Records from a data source
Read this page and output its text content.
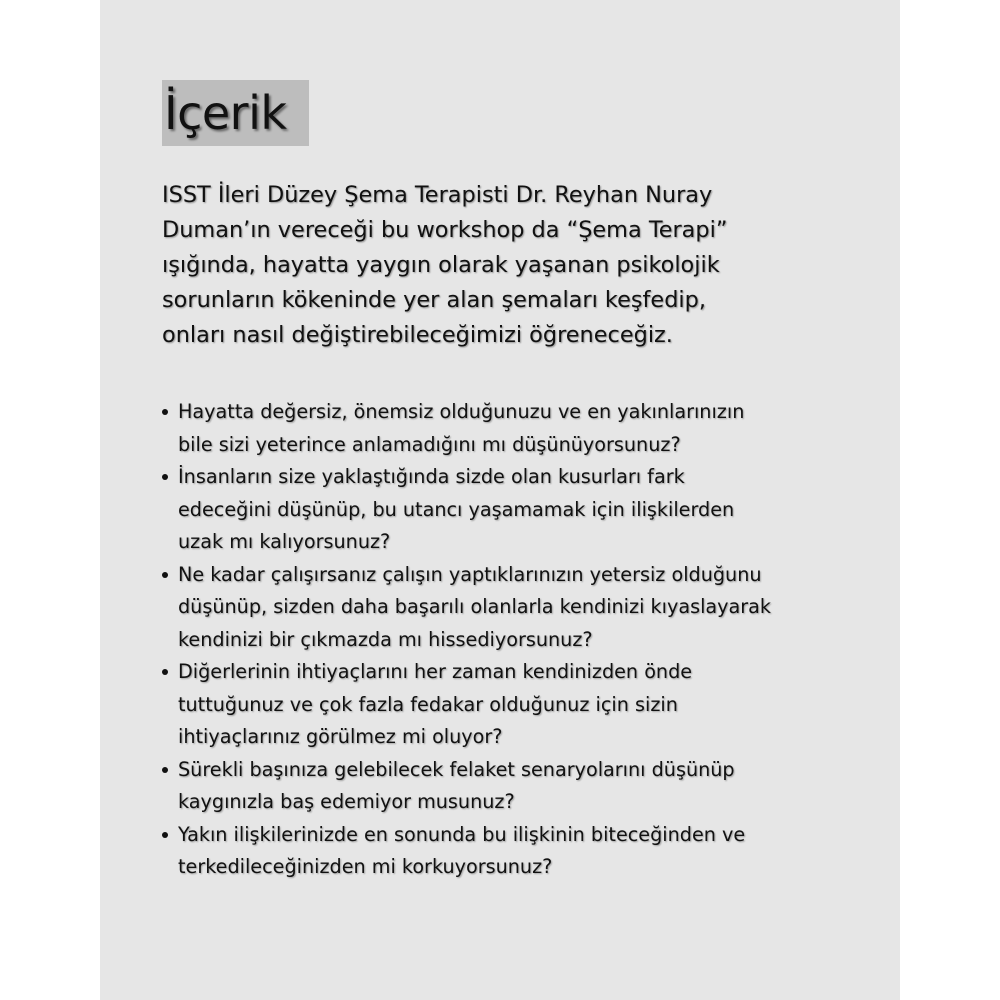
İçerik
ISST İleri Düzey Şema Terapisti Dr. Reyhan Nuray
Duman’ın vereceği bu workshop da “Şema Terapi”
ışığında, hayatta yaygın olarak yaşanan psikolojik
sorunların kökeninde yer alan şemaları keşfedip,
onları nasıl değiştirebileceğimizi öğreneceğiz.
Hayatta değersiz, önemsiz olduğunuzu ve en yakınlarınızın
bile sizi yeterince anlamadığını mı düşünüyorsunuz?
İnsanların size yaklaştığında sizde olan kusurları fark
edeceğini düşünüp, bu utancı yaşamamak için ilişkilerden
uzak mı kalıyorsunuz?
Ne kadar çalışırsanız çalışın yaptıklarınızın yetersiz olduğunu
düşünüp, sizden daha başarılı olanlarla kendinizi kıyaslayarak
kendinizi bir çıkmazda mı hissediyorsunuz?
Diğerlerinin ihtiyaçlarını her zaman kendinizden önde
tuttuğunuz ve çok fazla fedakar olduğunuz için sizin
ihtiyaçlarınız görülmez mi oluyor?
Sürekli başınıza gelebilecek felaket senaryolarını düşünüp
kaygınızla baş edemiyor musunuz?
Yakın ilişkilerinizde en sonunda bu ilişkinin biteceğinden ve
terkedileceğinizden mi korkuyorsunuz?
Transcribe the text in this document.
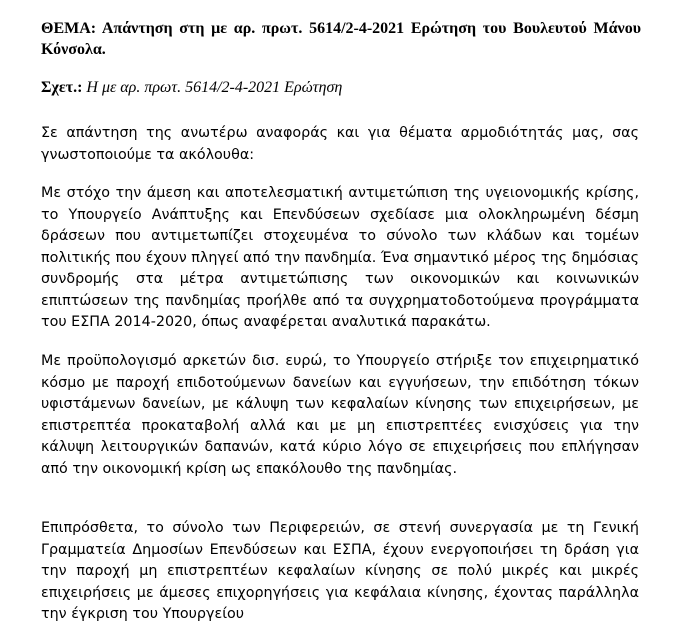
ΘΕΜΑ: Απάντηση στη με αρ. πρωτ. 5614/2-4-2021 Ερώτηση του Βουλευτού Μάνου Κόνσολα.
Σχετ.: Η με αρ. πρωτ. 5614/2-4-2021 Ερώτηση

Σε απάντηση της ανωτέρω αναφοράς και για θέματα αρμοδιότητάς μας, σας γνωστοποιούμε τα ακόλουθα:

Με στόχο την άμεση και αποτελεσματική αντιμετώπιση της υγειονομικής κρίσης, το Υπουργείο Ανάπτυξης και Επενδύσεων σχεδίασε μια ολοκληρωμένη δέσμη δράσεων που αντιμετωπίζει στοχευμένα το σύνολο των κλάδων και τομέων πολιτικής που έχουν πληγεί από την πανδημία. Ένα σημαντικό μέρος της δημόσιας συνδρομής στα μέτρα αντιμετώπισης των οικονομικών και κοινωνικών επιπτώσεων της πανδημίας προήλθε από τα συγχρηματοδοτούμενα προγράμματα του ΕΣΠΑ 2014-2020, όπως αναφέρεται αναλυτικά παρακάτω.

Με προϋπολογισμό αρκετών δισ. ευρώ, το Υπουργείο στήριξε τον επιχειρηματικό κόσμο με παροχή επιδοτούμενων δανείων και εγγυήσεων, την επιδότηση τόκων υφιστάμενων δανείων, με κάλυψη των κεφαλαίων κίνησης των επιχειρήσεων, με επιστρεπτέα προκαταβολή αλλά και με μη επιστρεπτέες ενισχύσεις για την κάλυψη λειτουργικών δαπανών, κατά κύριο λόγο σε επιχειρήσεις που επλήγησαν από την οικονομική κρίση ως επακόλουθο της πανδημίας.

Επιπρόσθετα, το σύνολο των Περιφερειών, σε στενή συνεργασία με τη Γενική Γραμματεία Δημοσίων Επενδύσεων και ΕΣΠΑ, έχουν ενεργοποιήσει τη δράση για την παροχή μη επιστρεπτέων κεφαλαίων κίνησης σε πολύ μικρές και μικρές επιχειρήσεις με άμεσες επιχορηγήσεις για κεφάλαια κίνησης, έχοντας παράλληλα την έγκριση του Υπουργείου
--
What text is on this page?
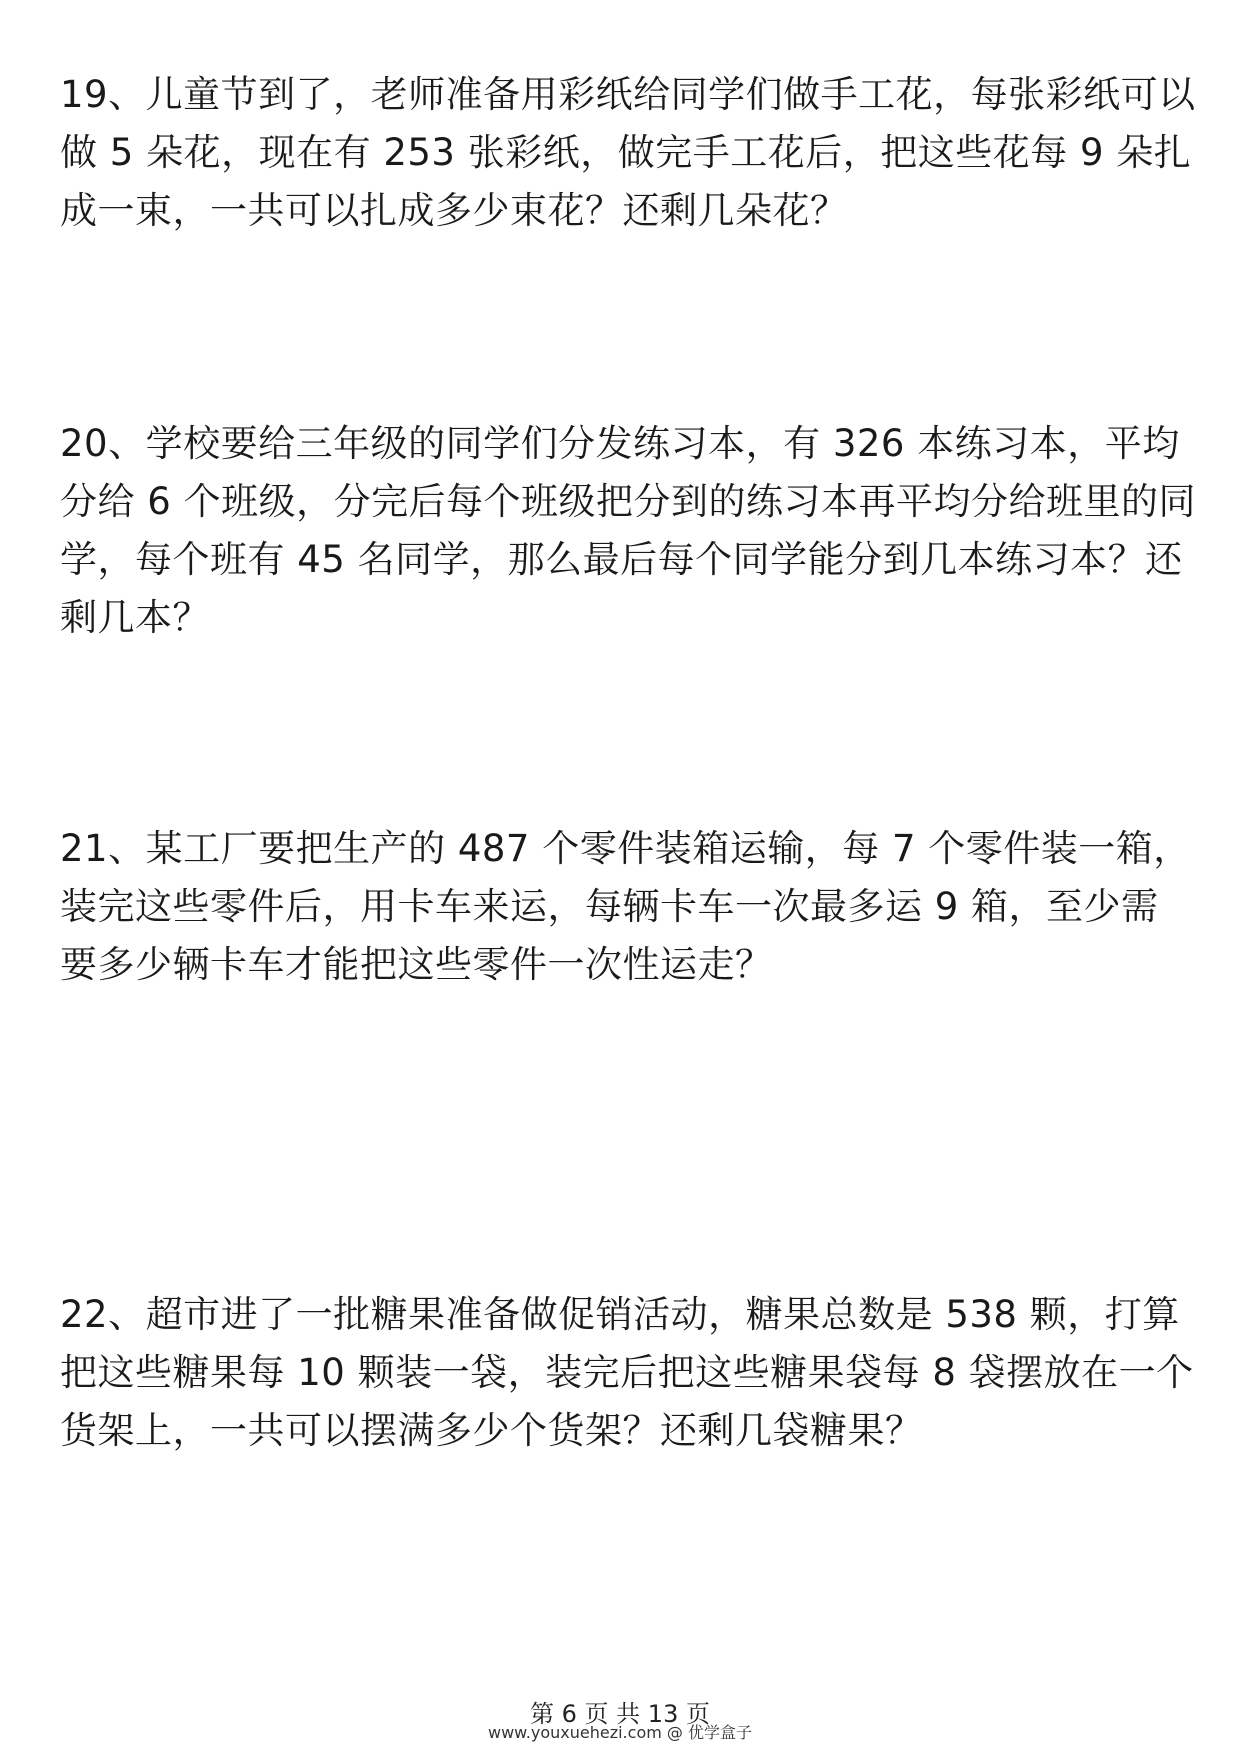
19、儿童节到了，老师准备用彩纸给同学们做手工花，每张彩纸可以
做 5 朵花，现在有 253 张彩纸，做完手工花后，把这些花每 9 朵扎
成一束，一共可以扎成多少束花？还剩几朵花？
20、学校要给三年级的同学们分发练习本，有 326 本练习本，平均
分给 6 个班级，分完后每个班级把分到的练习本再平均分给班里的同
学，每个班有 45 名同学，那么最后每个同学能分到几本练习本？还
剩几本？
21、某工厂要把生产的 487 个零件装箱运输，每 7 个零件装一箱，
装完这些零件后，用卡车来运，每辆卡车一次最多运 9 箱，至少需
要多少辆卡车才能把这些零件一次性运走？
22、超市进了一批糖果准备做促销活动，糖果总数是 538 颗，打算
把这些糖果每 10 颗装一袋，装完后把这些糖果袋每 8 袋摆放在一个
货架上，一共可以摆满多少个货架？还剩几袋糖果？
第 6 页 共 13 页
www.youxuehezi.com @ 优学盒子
* * *
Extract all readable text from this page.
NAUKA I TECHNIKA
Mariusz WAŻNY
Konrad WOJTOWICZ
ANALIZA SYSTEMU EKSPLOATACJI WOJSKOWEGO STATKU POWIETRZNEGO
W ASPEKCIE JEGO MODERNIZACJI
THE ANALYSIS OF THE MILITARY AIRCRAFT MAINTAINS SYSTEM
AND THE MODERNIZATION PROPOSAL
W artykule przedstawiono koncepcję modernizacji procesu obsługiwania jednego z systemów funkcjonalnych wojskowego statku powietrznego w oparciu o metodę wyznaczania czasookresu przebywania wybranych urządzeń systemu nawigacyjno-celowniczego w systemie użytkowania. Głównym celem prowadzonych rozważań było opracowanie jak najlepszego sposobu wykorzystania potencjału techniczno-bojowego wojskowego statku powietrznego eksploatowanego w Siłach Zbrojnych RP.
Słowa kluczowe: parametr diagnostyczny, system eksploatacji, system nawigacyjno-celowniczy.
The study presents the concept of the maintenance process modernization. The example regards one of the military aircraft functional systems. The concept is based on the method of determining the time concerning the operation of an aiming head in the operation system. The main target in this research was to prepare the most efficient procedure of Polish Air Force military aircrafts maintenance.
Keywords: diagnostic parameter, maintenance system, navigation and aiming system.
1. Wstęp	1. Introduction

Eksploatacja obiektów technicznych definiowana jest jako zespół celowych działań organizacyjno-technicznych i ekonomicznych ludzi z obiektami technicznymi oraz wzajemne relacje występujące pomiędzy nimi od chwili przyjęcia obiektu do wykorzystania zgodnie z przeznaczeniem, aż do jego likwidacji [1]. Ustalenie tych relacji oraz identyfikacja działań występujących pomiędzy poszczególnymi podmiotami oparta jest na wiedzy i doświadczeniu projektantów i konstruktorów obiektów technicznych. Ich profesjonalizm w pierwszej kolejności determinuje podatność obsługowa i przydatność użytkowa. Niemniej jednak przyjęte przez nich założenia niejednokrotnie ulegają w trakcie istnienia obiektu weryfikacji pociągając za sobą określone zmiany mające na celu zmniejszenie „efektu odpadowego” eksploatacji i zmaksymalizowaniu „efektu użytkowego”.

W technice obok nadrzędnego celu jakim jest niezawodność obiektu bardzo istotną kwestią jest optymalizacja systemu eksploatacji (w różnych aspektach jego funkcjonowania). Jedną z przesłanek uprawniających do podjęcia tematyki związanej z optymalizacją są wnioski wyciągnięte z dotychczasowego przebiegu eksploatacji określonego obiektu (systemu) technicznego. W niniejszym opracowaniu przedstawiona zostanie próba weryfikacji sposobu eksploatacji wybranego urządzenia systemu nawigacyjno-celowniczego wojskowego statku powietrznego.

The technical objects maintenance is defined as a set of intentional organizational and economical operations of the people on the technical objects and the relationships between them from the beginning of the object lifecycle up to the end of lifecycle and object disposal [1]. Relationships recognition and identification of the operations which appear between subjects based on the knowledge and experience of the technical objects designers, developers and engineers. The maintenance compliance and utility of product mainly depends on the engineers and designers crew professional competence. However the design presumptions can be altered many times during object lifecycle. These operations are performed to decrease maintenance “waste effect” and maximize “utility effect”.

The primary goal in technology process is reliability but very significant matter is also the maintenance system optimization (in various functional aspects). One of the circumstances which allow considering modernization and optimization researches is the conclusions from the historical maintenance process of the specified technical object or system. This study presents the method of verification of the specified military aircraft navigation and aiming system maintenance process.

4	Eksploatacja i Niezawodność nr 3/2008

YOUR OBJECTIVE
Check each line above for the word "page" and copy the ones that have it.

FINISHED ANSWER
Read this page and output its text content.
What text is on this page?
Extract all readable text from this page.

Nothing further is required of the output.